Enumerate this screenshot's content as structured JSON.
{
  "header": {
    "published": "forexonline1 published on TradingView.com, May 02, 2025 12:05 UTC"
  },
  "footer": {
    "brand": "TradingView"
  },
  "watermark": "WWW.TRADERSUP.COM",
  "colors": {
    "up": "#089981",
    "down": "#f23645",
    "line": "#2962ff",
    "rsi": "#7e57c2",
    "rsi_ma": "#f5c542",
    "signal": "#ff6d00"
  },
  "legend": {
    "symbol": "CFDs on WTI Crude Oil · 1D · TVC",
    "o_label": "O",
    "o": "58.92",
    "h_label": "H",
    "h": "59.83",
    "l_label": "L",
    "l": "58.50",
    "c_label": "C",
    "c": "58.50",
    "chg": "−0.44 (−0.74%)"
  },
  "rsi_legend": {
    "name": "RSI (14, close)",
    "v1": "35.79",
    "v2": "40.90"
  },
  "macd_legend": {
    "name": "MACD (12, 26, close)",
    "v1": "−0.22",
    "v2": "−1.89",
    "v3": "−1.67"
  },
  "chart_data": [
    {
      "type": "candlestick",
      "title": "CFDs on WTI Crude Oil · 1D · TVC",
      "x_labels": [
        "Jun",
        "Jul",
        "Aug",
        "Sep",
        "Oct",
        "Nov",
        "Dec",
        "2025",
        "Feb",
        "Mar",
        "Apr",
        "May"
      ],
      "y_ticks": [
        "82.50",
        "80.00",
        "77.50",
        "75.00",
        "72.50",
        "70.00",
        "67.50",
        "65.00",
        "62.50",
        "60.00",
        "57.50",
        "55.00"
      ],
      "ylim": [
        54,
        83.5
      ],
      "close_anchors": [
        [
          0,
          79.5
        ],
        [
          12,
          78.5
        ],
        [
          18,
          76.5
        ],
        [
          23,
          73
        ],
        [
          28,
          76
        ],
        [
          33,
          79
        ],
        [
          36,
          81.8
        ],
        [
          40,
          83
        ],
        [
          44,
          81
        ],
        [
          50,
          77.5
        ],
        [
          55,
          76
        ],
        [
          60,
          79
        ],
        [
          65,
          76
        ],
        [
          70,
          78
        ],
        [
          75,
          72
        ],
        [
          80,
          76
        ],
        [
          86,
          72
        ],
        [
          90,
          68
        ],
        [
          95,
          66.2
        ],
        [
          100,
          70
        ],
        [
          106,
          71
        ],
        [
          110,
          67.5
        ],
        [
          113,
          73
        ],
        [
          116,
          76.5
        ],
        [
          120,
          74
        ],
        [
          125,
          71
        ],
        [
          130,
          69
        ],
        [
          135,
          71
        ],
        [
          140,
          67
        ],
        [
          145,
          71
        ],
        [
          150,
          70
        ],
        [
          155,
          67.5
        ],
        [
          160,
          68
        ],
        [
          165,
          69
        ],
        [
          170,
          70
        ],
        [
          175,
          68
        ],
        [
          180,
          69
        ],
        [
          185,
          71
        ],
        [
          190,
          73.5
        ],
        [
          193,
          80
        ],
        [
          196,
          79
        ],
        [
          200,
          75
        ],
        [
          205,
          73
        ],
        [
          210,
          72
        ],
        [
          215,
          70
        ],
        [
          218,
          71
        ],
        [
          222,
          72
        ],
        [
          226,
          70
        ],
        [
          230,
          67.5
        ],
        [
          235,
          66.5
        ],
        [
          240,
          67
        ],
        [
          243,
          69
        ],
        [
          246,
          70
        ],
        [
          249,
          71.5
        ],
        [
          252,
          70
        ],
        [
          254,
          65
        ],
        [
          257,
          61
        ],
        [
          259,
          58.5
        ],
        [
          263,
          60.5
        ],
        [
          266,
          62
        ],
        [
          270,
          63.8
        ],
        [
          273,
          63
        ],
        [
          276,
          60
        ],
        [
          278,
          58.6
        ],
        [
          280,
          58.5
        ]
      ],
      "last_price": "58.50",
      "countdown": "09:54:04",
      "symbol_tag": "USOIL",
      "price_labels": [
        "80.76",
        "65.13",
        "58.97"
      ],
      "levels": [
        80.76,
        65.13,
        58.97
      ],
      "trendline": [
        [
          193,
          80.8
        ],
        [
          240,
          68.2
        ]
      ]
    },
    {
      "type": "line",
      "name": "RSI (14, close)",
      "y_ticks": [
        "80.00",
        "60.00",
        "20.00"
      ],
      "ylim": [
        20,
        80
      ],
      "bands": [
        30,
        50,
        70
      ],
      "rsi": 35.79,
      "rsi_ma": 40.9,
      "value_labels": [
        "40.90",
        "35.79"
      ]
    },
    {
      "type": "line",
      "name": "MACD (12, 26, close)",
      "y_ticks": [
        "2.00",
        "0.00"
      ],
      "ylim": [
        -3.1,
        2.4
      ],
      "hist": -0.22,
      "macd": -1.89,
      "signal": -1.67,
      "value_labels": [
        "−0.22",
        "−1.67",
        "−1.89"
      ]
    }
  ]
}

» AIM:
Set down every record above exactly as given.

» SOLUTION TO THIS PROBLEM:
Enumerate this screenshot's content as structured JSON.
{
  "header": {
    "published": "forexonline1 published on TradingView.com, May 02, 2025 12:05 UTC"
  },
  "footer": {
    "brand": "TradingView"
  },
  "watermark": "WWW.TRADERSUP.COM",
  "colors": {
    "up": "#089981",
    "down": "#f23645",
    "line": "#2962ff",
    "rsi": "#7e57c2",
    "rsi_ma": "#f5c542",
    "signal": "#ff6d00"
  },
  "legend": {
    "symbol": "CFDs on WTI Crude Oil · 1D · TVC",
    "o_label": "O",
    "o": "58.92",
    "h_label": "H",
    "h": "59.83",
    "l_label": "L",
    "l": "58.50",
    "c_label": "C",
    "c": "58.50",
    "chg": "−0.44 (−0.74%)"
  },
  "rsi_legend": {
    "name": "RSI (14, close)",
    "v1": "35.79",
    "v2": "40.90"
  },
  "macd_legend": {
    "name": "MACD (12, 26, close)",
    "v1": "−0.22",
    "v2": "−1.89",
    "v3": "−1.67"
  },
  "chart_data": [
    {
      "type": "candlestick",
      "title": "CFDs on WTI Crude Oil · 1D · TVC",
      "x_labels": [
        "Jun",
        "Jul",
        "Aug",
        "Sep",
        "Oct",
        "Nov",
        "Dec",
        "2025",
        "Feb",
        "Mar",
        "Apr",
        "May"
      ],
      "y_ticks": [
        "82.50",
        "80.00",
        "77.50",
        "75.00",
        "72.50",
        "70.00",
        "67.50",
        "65.00",
        "62.50",
        "60.00",
        "57.50",
        "55.00"
      ],
      "ylim": [
        54,
        83.5
      ],
      "close_anchors": [
        [
          0,
          79.5
        ],
        [
          12,
          78.5
        ],
        [
          18,
          76.5
        ],
        [
          23,
          73
        ],
        [
          28,
          76
        ],
        [
          33,
          79
        ],
        [
          36,
          81.8
        ],
        [
          40,
          83
        ],
        [
          44,
          81
        ],
        [
          50,
          77.5
        ],
        [
          55,
          76
        ],
        [
          60,
          79
        ],
        [
          65,
          76
        ],
        [
          70,
          78
        ],
        [
          75,
          72
        ],
        [
          80,
          76
        ],
        [
          86,
          72
        ],
        [
          90,
          68
        ],
        [
          95,
          66.2
        ],
        [
          100,
          70
        ],
        [
          106,
          71
        ],
        [
          110,
          67.5
        ],
        [
          113,
          73
        ],
        [
          116,
          76.5
        ],
        [
          120,
          74
        ],
        [
          125,
          71
        ],
        [
          130,
          69
        ],
        [
          135,
          71
        ],
        [
          140,
          67
        ],
        [
          145,
          71
        ],
        [
          150,
          70
        ],
        [
          155,
          67.5
        ],
        [
          160,
          68
        ],
        [
          165,
          69
        ],
        [
          170,
          70
        ],
        [
          175,
          68
        ],
        [
          180,
          69
        ],
        [
          185,
          71
        ],
        [
          190,
          73.5
        ],
        [
          193,
          80
        ],
        [
          196,
          79
        ],
        [
          200,
          75
        ],
        [
          205,
          73
        ],
        [
          210,
          72
        ],
        [
          215,
          70
        ],
        [
          218,
          71
        ],
        [
          222,
          72
        ],
        [
          226,
          70
        ],
        [
          230,
          67.5
        ],
        [
          235,
          66.5
        ],
        [
          240,
          67
        ],
        [
          243,
          69
        ],
        [
          246,
          70
        ],
        [
          249,
          71.5
        ],
        [
          252,
          70
        ],
        [
          254,
          65
        ],
        [
          257,
          61
        ],
        [
          259,
          58.5
        ],
        [
          263,
          60.5
        ],
        [
          266,
          62
        ],
        [
          270,
          63.8
        ],
        [
          273,
          63
        ],
        [
          276,
          60
        ],
        [
          278,
          58.6
        ],
        [
          280,
          58.5
        ]
      ],
      "last_price": "58.50",
      "countdown": "09:54:04",
      "symbol_tag": "USOIL",
      "price_labels": [
        "80.76",
        "65.13",
        "58.97"
      ],
      "levels": [
        80.76,
        65.13,
        58.97
      ],
      "trendline": [
        [
          193,
          80.8
        ],
        [
          240,
          68.2
        ]
      ]
    },
    {
      "type": "line",
      "name": "RSI (14, close)",
      "y_ticks": [
        "80.00",
        "60.00",
        "20.00"
      ],
      "ylim": [
        20,
        80
      ],
      "bands": [
        30,
        50,
        70
      ],
      "rsi": 35.79,
      "rsi_ma": 40.9,
      "value_labels": [
        "40.90",
        "35.79"
      ]
    },
    {
      "type": "line",
      "name": "MACD (12, 26, close)",
      "y_ticks": [
        "2.00",
        "0.00"
      ],
      "ylim": [
        -3.1,
        2.4
      ],
      "hist": -0.22,
      "macd": -1.89,
      "signal": -1.67,
      "value_labels": [
        "−0.22",
        "−1.67",
        "−1.89"
      ]
    }
  ]
}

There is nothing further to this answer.